Task brief — Copy out every line that contains "name".

Figure contents as structured data —
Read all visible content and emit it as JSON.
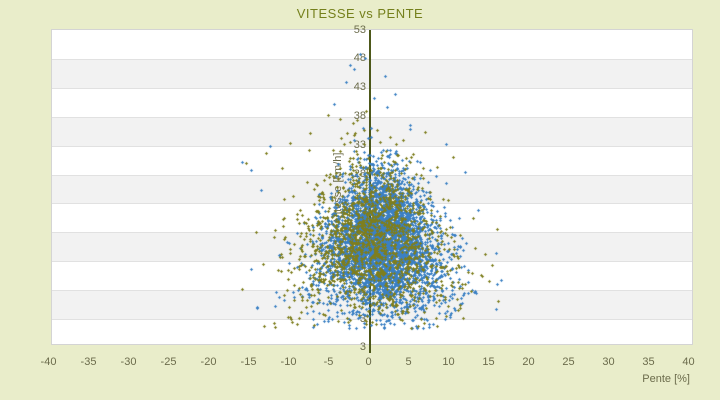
{
  "page": {
    "background": "#e9edca"
  },
  "title": "VITESSE vs PENTE",
  "chart_data": {
    "type": "scatter",
    "title": "VITESSE vs PENTE",
    "xlabel": "Pente [%]",
    "ylabel": "Vitesse [km/h]",
    "x_ticks": [
      -40,
      -35,
      -30,
      -25,
      -20,
      -15,
      -10,
      -5,
      0,
      5,
      10,
      15,
      20,
      25,
      30,
      35,
      40
    ],
    "y_ticks": [
      53,
      48,
      43,
      38,
      33,
      28,
      23,
      18,
      13,
      8,
      3
    ],
    "y_axis_bottom_label": "3",
    "xlim": [
      -39.7,
      40.3
    ],
    "ylim": [
      -1.3,
      53
    ],
    "y_axis_at_x": 0,
    "grid": "alternating-horizontal-bands",
    "legend": "none",
    "colors": {
      "plot_background": "#ffffff",
      "band_gray": "#f2f2f2",
      "band_line": "#e1e1e1",
      "plot_border": "#d4d4d4",
      "axis_line": "#4d581a",
      "tick_label": "#6c6c4c",
      "title": "#75801c",
      "series_blue": "#3b80c4",
      "series_olive": "#7e7e1e"
    },
    "series": [
      {
        "name": "vitesse-points-bleus",
        "color": "#3b80c4",
        "marker": "plus-3px",
        "generation": {
          "seed": 1337,
          "count": 4000,
          "x_mean": 1.3,
          "x_sigma": 4.6,
          "y_mean": 15.8,
          "y_sigma": 6.2,
          "cone": 0.022,
          "cone_base_y": 6,
          "x_range": [
            -15.5,
            16.5
          ],
          "y_range": [
            1.2,
            37.5
          ]
        },
        "outliers": [
          [
            -1.2,
            48.9
          ],
          [
            -0.6,
            48.2
          ],
          [
            -2.4,
            46.9
          ],
          [
            -1.9,
            46.2
          ],
          [
            1.9,
            45.0
          ],
          [
            -3.0,
            44.0
          ],
          [
            3.2,
            42.0
          ],
          [
            0.5,
            41.3
          ],
          [
            -4.5,
            40.2
          ],
          [
            2.2,
            39.6
          ],
          [
            5.1,
            36.6
          ],
          [
            9.5,
            33.2
          ],
          [
            -12.5,
            33.0
          ],
          [
            -14.8,
            28.8
          ],
          [
            -15.9,
            30.1
          ],
          [
            -13.6,
            25.4
          ],
          [
            11.9,
            28.4
          ],
          [
            13.6,
            21.9
          ],
          [
            15.8,
            14.4
          ],
          [
            16.4,
            9.7
          ]
        ]
      },
      {
        "name": "vitesse-points-olive",
        "color": "#7e7e1e",
        "marker": "plus-3px",
        "generation": {
          "seed": 777,
          "count": 1600,
          "x_mean": 0.2,
          "x_sigma": 5.8,
          "y_mean": 16.3,
          "y_sigma": 6.9,
          "cone": 0.02,
          "cone_base_y": 6,
          "x_range": [
            -16.2,
            16.2
          ],
          "y_range": [
            1.5,
            38.2
          ]
        },
        "outliers": [
          [
            -3.7,
            37.6
          ],
          [
            -5.2,
            38.3
          ],
          [
            -2.1,
            36.9
          ],
          [
            -7.4,
            35.1
          ],
          [
            -9.9,
            33.4
          ],
          [
            -15.5,
            30.0
          ],
          [
            -12.9,
            31.8
          ],
          [
            -11.0,
            29.1
          ],
          [
            14.9,
            9.5
          ],
          [
            15.3,
            12.3
          ],
          [
            -14.2,
            18.1
          ],
          [
            12.9,
            20.4
          ],
          [
            10.4,
            31.0
          ],
          [
            6.9,
            35.3
          ],
          [
            -0.4,
            38.9
          ],
          [
            16.1,
            6.2
          ]
        ]
      }
    ]
  }
}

Task result —
        "name": "vitesse-points-bleus",
        "name": "vitesse-points-olive",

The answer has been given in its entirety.